■ **STATED PROBLEM**: Count the lines in the data below where the string "this" occurs, please, and give the number alone.

start DATA RECORDS

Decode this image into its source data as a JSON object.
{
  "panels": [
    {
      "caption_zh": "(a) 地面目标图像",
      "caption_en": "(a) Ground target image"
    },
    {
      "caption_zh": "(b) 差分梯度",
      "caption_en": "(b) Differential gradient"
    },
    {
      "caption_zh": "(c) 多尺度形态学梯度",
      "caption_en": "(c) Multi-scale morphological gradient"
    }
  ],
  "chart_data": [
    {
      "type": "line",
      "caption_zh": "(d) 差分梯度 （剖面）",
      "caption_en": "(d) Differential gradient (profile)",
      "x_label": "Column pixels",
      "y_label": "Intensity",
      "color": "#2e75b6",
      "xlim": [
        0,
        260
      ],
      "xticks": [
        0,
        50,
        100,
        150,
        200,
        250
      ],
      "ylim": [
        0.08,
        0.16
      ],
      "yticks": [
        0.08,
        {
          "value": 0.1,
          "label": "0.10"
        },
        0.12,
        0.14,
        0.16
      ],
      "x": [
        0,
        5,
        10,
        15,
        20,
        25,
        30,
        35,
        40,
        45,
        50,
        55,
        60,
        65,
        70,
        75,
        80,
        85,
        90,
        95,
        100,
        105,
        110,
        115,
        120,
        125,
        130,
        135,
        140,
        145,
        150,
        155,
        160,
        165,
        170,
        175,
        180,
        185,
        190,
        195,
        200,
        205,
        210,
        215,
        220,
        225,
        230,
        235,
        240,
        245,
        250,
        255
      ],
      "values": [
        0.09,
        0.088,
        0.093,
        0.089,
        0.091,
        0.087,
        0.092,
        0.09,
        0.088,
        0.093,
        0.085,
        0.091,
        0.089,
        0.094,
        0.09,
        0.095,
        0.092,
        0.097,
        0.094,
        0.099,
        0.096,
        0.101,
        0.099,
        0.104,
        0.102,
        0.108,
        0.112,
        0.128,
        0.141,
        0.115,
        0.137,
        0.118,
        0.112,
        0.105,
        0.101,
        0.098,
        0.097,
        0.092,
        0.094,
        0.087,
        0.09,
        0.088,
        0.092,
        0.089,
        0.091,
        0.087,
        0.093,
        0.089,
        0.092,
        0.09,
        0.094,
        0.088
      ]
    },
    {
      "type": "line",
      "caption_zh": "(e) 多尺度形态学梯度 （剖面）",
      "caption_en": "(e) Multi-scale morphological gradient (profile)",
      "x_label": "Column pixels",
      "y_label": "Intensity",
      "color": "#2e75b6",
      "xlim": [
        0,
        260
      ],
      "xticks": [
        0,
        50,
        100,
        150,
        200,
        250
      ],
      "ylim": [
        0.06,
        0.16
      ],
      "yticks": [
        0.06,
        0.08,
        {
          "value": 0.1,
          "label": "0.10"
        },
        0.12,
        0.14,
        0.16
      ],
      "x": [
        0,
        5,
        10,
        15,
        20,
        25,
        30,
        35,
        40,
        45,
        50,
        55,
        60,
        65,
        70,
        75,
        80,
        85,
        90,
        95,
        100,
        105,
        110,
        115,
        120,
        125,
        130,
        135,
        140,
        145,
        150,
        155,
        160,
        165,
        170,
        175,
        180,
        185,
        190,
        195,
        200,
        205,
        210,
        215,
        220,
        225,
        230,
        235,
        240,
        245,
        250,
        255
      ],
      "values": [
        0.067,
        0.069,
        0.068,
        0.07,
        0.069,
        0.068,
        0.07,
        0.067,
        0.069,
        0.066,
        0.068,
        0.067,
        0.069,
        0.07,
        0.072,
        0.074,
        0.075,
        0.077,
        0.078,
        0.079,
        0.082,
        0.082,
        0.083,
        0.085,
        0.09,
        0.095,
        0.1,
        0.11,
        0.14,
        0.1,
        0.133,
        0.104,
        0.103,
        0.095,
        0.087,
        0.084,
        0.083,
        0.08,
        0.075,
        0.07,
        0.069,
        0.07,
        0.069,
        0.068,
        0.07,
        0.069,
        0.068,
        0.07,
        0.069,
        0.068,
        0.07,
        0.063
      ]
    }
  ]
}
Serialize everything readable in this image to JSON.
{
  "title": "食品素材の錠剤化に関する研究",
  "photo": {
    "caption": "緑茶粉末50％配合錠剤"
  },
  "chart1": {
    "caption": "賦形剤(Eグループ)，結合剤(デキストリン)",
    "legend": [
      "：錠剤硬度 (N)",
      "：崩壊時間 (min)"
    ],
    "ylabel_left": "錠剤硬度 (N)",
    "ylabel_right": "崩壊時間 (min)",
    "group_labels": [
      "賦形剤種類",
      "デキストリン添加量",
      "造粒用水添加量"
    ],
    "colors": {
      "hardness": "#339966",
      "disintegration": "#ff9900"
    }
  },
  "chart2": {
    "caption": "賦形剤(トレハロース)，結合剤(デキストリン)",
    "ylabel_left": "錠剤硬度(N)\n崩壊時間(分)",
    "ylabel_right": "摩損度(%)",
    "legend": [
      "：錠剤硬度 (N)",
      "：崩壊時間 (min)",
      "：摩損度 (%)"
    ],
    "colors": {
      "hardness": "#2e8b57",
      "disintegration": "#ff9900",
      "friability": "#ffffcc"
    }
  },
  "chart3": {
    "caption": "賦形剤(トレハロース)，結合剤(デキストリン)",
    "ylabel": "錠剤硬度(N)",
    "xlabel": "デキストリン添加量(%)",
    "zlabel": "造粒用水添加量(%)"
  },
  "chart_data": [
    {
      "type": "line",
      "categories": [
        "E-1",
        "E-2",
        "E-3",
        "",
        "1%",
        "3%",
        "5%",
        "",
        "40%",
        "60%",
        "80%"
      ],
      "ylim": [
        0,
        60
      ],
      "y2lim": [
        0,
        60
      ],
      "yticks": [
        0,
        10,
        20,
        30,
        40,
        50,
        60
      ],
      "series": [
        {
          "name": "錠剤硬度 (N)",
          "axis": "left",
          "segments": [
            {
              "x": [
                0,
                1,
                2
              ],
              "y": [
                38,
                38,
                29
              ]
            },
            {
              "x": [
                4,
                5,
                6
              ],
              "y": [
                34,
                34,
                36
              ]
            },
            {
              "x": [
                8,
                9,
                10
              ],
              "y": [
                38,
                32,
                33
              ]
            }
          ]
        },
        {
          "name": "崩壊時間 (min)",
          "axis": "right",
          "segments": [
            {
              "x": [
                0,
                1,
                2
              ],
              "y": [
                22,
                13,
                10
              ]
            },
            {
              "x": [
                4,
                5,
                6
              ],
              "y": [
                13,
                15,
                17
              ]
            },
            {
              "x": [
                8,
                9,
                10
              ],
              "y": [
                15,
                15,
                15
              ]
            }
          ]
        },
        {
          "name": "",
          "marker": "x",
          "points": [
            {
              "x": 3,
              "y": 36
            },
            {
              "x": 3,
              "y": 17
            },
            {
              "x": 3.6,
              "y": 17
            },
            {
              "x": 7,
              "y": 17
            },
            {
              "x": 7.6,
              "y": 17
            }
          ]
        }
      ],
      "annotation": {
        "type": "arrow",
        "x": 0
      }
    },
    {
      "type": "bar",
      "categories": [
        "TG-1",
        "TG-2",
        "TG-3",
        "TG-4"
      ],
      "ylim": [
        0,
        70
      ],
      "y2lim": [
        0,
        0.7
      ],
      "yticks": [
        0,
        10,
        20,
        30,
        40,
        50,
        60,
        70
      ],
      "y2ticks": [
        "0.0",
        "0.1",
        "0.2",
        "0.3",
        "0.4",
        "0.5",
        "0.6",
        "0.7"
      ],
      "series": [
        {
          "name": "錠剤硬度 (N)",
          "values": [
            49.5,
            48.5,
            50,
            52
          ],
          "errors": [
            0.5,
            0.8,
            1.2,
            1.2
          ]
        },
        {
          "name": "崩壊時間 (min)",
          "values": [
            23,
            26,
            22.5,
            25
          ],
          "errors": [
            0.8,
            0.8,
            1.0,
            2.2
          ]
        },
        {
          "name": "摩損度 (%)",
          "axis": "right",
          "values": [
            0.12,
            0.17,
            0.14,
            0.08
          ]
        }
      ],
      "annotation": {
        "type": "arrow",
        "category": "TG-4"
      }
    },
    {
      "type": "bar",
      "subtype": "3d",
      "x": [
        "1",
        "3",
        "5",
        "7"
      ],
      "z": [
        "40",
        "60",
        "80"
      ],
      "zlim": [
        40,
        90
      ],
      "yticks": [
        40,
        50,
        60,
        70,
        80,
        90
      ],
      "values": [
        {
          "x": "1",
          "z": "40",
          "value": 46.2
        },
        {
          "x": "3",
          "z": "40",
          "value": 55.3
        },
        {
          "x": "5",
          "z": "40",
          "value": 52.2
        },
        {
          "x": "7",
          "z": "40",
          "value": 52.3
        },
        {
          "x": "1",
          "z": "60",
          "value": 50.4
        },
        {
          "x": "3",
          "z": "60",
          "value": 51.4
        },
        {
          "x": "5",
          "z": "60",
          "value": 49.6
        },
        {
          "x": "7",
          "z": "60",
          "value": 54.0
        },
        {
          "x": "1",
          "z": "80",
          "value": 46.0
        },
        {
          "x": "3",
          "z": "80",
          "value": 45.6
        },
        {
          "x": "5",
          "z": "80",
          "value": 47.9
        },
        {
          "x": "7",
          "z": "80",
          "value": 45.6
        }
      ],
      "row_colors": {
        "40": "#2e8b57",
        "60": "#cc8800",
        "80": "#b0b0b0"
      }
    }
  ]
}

end DATA RECORDS

■ **EXPECTED OUTPUT**: 2